▶ Exercise details:
Produce a word-for-word copy of the listing below without its pictures.

━━ Provided records ━━

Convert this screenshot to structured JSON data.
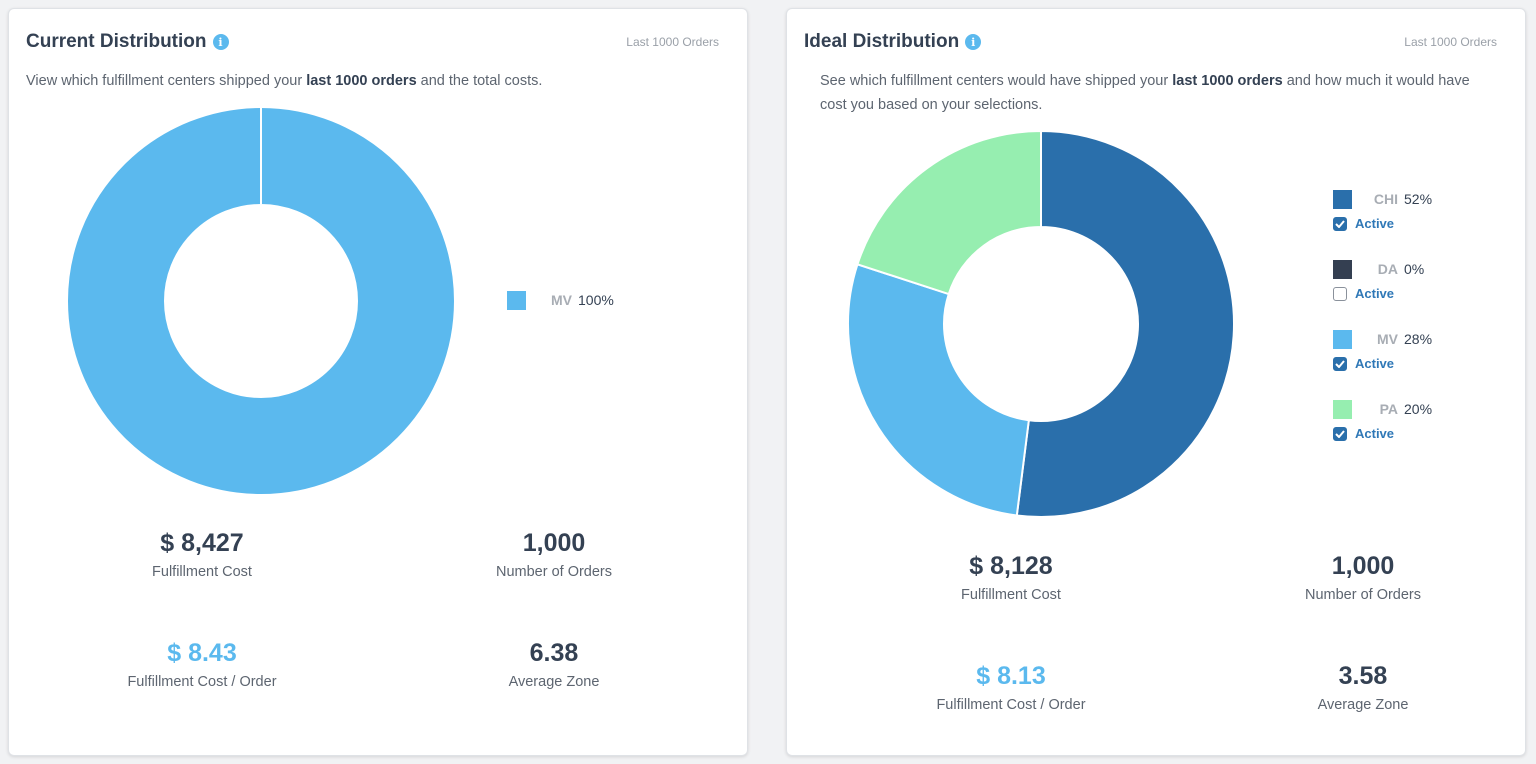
{
  "cards": [
    {
      "title": "Current Distribution",
      "badge": "Last 1000 Orders",
      "desc_pre": "View which fulfillment centers shipped your ",
      "desc_bold": "last 1000 orders",
      "desc_post": " and the total costs.",
      "stats": {
        "cost": "$ 8,427",
        "cost_label": "Fulfillment Cost",
        "orders": "1,000",
        "orders_label": "Number of Orders",
        "cpo": "$ 8.43",
        "cpo_label": "Fulfillment Cost / Order",
        "zone": "6.38",
        "zone_label": "Average Zone"
      }
    },
    {
      "title": "Ideal Distribution",
      "badge": "Last 1000 Orders",
      "desc_pre": "See which fulfillment centers would have shipped your ",
      "desc_bold": "last 1000 orders",
      "desc_post": " and how much it would have cost you based on your selections.",
      "stats": {
        "cost": "$ 8,128",
        "cost_label": "Fulfillment Cost",
        "orders": "1,000",
        "orders_label": "Number of Orders",
        "cpo": "$ 8.13",
        "cpo_label": "Fulfillment Cost / Order",
        "zone": "3.58",
        "zone_label": "Average Zone"
      },
      "active_label": "Active"
    }
  ],
  "chart_data": [
    {
      "type": "pie",
      "donut": true,
      "categories": [
        "MV"
      ],
      "values": [
        100
      ],
      "labels": [
        "100%"
      ],
      "colors": [
        "#5bb9ee"
      ],
      "legend": "right"
    },
    {
      "type": "pie",
      "donut": true,
      "categories": [
        "CHI",
        "DA",
        "MV",
        "PA"
      ],
      "values": [
        52,
        0,
        28,
        20
      ],
      "labels": [
        "52%",
        "0%",
        "28%",
        "20%"
      ],
      "colors": [
        "#2a6fab",
        "#343f51",
        "#5bb9ee",
        "#96eeb0"
      ],
      "active": [
        true,
        false,
        true,
        true
      ],
      "legend": "right"
    }
  ]
}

━━━

▶ Result:
Convert this screenshot to structured JSON data.
{
  "cards": [
    {
      "title": "Current Distribution",
      "badge": "Last 1000 Orders",
      "desc_pre": "View which fulfillment centers shipped your ",
      "desc_bold": "last 1000 orders",
      "desc_post": " and the total costs.",
      "stats": {
        "cost": "$ 8,427",
        "cost_label": "Fulfillment Cost",
        "orders": "1,000",
        "orders_label": "Number of Orders",
        "cpo": "$ 8.43",
        "cpo_label": "Fulfillment Cost / Order",
        "zone": "6.38",
        "zone_label": "Average Zone"
      }
    },
    {
      "title": "Ideal Distribution",
      "badge": "Last 1000 Orders",
      "desc_pre": "See which fulfillment centers would have shipped your ",
      "desc_bold": "last 1000 orders",
      "desc_post": " and how much it would have cost you based on your selections.",
      "stats": {
        "cost": "$ 8,128",
        "cost_label": "Fulfillment Cost",
        "orders": "1,000",
        "orders_label": "Number of Orders",
        "cpo": "$ 8.13",
        "cpo_label": "Fulfillment Cost / Order",
        "zone": "3.58",
        "zone_label": "Average Zone"
      },
      "active_label": "Active"
    }
  ],
  "chart_data": [
    {
      "type": "pie",
      "donut": true,
      "categories": [
        "MV"
      ],
      "values": [
        100
      ],
      "labels": [
        "100%"
      ],
      "colors": [
        "#5bb9ee"
      ],
      "legend": "right"
    },
    {
      "type": "pie",
      "donut": true,
      "categories": [
        "CHI",
        "DA",
        "MV",
        "PA"
      ],
      "values": [
        52,
        0,
        28,
        20
      ],
      "labels": [
        "52%",
        "0%",
        "28%",
        "20%"
      ],
      "colors": [
        "#2a6fab",
        "#343f51",
        "#5bb9ee",
        "#96eeb0"
      ],
      "active": [
        true,
        false,
        true,
        true
      ],
      "legend": "right"
    }
  ]
}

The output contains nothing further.